Collected data entries
START

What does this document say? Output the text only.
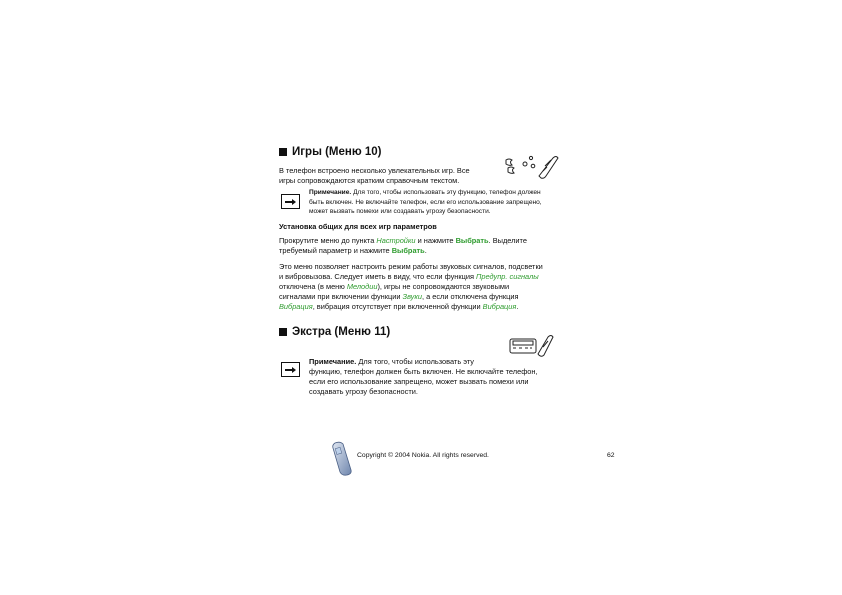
Игры (Меню 10)
В телефон встроено несколько увлекательных игр. Все
игры сопровождаются кратким справочным текстом.
Примечание. Для того, чтобы использовать эту функцию, телефон должен
быть включен. Не включайте телефон, если его использование запрещено,
может вызвать помехи или создавать угрозу безопасности.
Установка общих для всех игр параметров
Прокрутите меню до пункта Настройки и нажмите Выбрать. Выделите
требуемый параметр и нажмите Выбрать.
Это меню позволяет настроить режим работы звуковых сигналов, подсветки
и вибровызова. Следует иметь в виду, что если функция Предупр. сигналы
отключена (в меню Мелодии), игры не сопровождаются звуковыми
сигналами при включении функции Звуки, а если отключена функция
Вибрация, вибрация отсутствует при включенной функции Вибрация.
Экстра (Меню 11)
Примечание. Для того, чтобы использовать эту
функцию, телефон должен быть включен. Не включайте телефон,
если его использование запрещено, может вызвать помехи или
создавать угрозу безопасности.
Copyright © 2004 Nokia. All rights reserved.	62
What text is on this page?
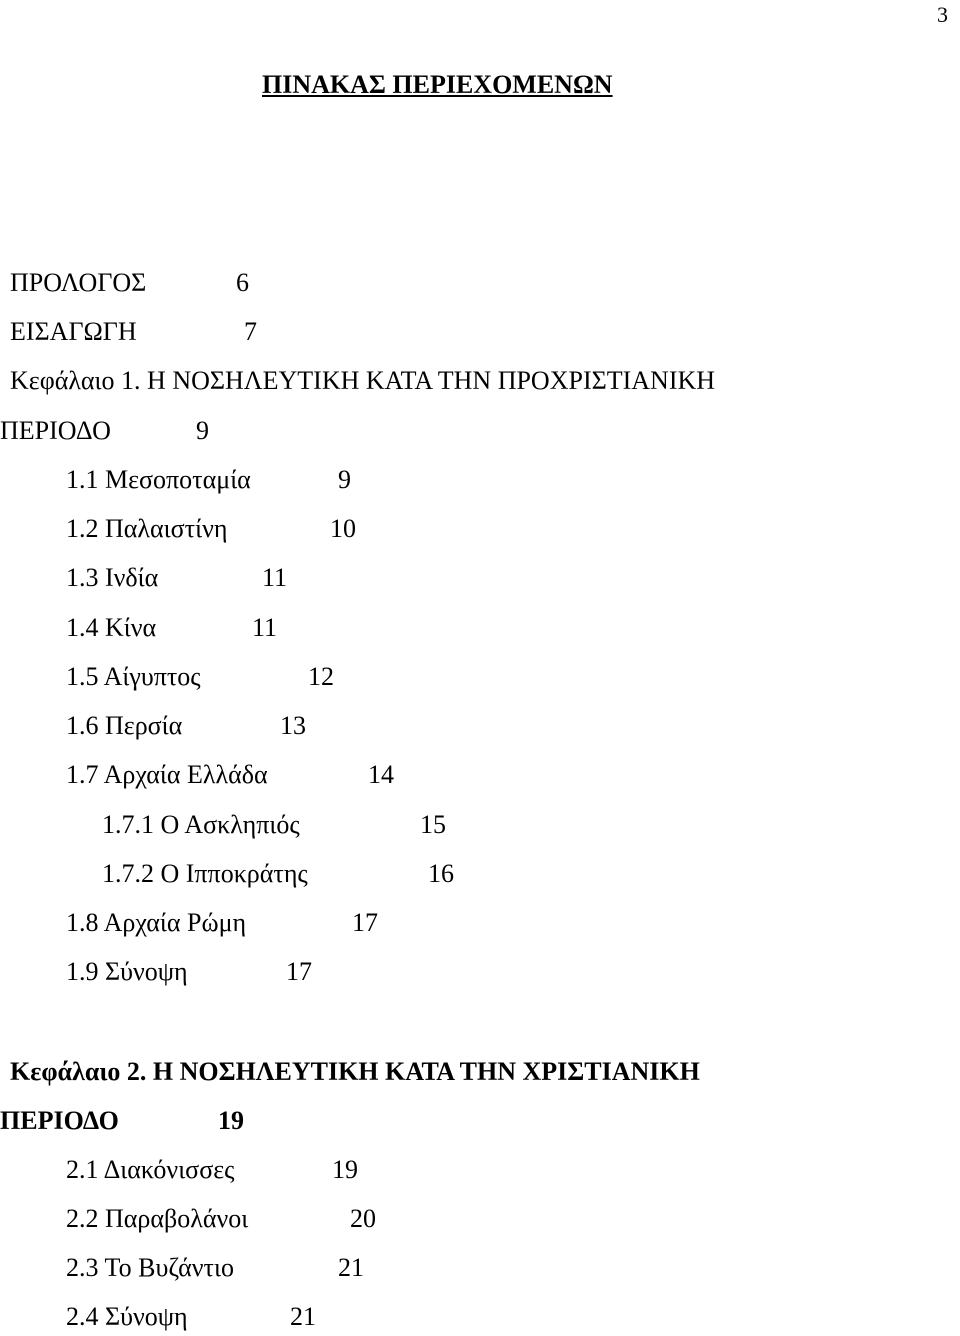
3
ΠΙΝΑΚΑΣ ΠΕΡΙΕΧΟΜΕΝΩΝ
ΠΡΟΛΟΓΟΣ	6
ΕΙΣΑΓΩΓΗ	7
Κεφάλαιο 1. Η ΝΟΣΗΛΕΥΤΙΚΗ ΚΑΤΑ ΤΗΝ ΠΡΟΧΡΙΣΤΙΑΝΙΚΗ
ΠΕΡΙΟΔΟ	9
1.1 Μεσοποταμία	9
1.2 Παλαιστίνη	10
1.3 Ινδία	11
1.4 Κίνα	11
1.5 Αίγυπτος	12
1.6 Περσία	13
1.7 Αρχαία Ελλάδα	14
1.7.1 Ο Ασκληπιός	15
1.7.2 Ο Ιπποκράτης	16
1.8 Αρχαία Ρώμη	17
1.9 Σύνοψη	17
Κεφάλαιο 2. Η ΝΟΣΗΛΕΥΤΙΚΗ ΚΑΤΑ ΤΗΝ ΧΡΙΣΤΙΑΝΙΚΗ
ΠΕΡΙΟΔΟ	19
2.1 Διακόνισσες	19
2.2 Παραβολάνοι	20
2.3 Το Βυζάντιο	21
2.4 Σύνοψη	21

END

Task goal: Write the lines above out again exactly, without any of their pictures.

Reply to the exercise:
What does this document say? Output the text only.
Игры (Меню 10)
В телефон встроено несколько увлекательных игр. Все
игры сопровождаются кратким справочным текстом.
Примечание. Для того, чтобы использовать эту функцию, телефон должен
быть включен. Не включайте телефон, если его использование запрещено,
может вызвать помехи или создавать угрозу безопасности.
Установка общих для всех игр параметров
Прокрутите меню до пункта Настройки и нажмите Выбрать. Выделите
требуемый параметр и нажмите Выбрать.
Это меню позволяет настроить режим работы звуковых сигналов, подсветки
и вибровызова. Следует иметь в виду, что если функция Предупр. сигналы
отключена (в меню Мелодии), игры не сопровождаются звуковыми
сигналами при включении функции Звуки, а если отключена функция
Вибрация, вибрация отсутствует при включенной функции Вибрация.
Экстра (Меню 11)
Примечание. Для того, чтобы использовать эту
функцию, телефон должен быть включен. Не включайте телефон,
если его использование запрещено, может вызвать помехи или
создавать угрозу безопасности.
Copyright © 2004 Nokia. All rights reserved.	62
What text is on this page?
3
ΠΙΝΑΚΑΣ ΠΕΡΙΕΧΟΜΕΝΩΝ
ΠΡΟΛΟΓΟΣ	6
ΕΙΣΑΓΩΓΗ	7
Κεφάλαιο 1. Η ΝΟΣΗΛΕΥΤΙΚΗ ΚΑΤΑ ΤΗΝ ΠΡΟΧΡΙΣΤΙΑΝΙΚΗ
ΠΕΡΙΟΔΟ	9
1.1 Μεσοποταμία	9
1.2 Παλαιστίνη	10
1.3 Ινδία	11
1.4 Κίνα	11
1.5 Αίγυπτος	12
1.6 Περσία	13
1.7 Αρχαία Ελλάδα	14
1.7.1 Ο Ασκληπιός	15
1.7.2 Ο Ιπποκράτης	16
1.8 Αρχαία Ρώμη	17
1.9 Σύνοψη	17
Κεφάλαιο 2. Η ΝΟΣΗΛΕΥΤΙΚΗ ΚΑΤΑ ΤΗΝ ΧΡΙΣΤΙΑΝΙΚΗ
ΠΕΡΙΟΔΟ	19
2.1 Διακόνισσες	19
2.2 Παραβολάνοι	20
2.3 Το Βυζάντιο	21
2.4 Σύνοψη	21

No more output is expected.